- Exercise data -

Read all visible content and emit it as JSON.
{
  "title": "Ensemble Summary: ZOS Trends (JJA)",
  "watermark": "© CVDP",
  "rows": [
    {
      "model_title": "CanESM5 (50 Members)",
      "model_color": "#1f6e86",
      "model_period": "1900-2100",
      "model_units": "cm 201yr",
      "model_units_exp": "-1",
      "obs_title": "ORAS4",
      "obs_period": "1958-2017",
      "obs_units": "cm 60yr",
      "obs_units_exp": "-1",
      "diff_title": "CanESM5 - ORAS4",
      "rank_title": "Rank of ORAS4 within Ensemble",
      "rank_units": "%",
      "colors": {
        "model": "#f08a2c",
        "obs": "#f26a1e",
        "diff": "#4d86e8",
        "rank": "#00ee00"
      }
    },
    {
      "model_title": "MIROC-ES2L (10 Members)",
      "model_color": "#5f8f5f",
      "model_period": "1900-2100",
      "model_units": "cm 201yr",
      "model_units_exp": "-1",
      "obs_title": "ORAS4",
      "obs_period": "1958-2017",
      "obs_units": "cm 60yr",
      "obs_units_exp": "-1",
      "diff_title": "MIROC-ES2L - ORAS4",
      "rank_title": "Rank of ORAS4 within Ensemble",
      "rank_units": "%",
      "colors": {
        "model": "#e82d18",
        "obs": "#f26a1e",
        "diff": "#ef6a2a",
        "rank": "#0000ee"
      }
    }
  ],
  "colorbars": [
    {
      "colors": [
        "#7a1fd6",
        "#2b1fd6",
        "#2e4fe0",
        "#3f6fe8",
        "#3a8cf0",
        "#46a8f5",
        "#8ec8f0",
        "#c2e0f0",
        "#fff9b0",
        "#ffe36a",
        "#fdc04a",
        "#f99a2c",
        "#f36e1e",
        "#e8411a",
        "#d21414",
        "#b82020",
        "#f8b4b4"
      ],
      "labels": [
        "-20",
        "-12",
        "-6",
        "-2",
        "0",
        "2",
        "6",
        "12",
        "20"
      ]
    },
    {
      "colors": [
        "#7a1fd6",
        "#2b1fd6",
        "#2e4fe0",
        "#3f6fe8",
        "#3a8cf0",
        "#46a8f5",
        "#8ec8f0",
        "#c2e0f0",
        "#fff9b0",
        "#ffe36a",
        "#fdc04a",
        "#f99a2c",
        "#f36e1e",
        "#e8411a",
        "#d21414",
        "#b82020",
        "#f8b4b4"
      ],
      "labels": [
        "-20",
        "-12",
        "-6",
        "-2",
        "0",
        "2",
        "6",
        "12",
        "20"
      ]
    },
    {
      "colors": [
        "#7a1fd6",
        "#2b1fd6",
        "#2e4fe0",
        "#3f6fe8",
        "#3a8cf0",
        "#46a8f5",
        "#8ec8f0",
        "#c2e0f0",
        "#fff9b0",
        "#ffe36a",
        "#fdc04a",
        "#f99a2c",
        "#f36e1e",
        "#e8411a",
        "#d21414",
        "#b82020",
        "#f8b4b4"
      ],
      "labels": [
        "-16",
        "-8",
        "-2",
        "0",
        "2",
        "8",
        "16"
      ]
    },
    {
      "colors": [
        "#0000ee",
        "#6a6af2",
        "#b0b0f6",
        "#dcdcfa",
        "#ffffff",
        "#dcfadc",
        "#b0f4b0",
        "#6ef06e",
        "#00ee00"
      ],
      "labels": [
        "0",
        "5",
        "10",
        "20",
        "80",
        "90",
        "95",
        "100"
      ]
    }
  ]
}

- Objective -
Check every line of the data, and copy the ones that contain "Members".

- Task solution -
      "model_title": "CanESM5 (50 Members)",
      "model_title": "MIROC-ES2L (10 Members)",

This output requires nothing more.